— Instruction —
Wherever the string "describes" shows up in a line, count that line. Give the total alone.

+++ Data to process +++

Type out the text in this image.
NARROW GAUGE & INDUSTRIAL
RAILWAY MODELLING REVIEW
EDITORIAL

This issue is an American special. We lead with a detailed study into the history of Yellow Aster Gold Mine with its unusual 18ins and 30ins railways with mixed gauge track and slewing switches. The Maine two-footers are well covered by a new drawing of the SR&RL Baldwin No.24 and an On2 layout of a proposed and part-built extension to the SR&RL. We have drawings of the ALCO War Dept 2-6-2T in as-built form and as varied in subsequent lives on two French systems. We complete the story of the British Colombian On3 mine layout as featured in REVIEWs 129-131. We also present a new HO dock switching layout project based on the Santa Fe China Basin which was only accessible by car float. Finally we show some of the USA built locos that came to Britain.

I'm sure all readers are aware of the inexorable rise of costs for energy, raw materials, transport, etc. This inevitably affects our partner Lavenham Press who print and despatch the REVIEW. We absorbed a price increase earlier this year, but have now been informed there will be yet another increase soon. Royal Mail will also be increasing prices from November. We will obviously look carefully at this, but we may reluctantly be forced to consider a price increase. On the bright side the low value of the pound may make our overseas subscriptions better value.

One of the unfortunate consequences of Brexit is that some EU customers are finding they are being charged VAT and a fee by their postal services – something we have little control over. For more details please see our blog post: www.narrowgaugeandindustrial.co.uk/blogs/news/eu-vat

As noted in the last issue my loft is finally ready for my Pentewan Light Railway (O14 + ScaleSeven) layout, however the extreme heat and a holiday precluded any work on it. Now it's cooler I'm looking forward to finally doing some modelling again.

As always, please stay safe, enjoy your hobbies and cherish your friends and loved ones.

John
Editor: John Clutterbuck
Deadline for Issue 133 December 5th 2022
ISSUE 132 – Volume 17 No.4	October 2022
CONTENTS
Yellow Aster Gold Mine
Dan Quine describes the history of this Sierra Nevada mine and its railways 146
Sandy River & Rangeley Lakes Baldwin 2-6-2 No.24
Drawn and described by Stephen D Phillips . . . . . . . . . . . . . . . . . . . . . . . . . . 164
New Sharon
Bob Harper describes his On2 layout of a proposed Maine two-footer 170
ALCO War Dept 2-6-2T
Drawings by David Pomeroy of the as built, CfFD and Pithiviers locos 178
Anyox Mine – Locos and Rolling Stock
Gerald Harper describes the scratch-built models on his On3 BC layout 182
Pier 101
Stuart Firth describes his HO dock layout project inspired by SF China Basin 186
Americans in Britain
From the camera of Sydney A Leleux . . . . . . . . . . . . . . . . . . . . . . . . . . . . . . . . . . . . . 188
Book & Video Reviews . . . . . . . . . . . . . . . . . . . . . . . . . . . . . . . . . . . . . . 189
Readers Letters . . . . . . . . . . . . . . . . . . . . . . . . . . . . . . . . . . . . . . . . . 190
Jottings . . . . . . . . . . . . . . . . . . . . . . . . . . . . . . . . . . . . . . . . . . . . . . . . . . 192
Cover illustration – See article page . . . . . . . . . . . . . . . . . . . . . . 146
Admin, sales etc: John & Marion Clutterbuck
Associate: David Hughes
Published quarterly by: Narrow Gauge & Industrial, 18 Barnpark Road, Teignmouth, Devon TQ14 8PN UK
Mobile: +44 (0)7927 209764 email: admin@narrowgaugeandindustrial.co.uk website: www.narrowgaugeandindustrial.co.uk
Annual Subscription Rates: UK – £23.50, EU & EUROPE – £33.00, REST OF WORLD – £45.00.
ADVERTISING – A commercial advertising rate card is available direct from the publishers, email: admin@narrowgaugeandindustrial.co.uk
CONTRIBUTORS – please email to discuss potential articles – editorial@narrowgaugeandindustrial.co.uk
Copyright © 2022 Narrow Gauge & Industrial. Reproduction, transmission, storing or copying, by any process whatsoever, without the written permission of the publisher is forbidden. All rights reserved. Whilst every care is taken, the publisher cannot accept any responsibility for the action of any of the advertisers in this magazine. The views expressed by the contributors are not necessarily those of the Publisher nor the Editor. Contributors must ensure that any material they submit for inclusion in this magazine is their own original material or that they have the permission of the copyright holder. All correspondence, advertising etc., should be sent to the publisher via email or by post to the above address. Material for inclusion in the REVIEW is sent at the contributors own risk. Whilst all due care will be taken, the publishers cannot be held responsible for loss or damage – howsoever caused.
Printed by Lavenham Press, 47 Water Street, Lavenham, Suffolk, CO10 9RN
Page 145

+++

— Response to this exercise —
4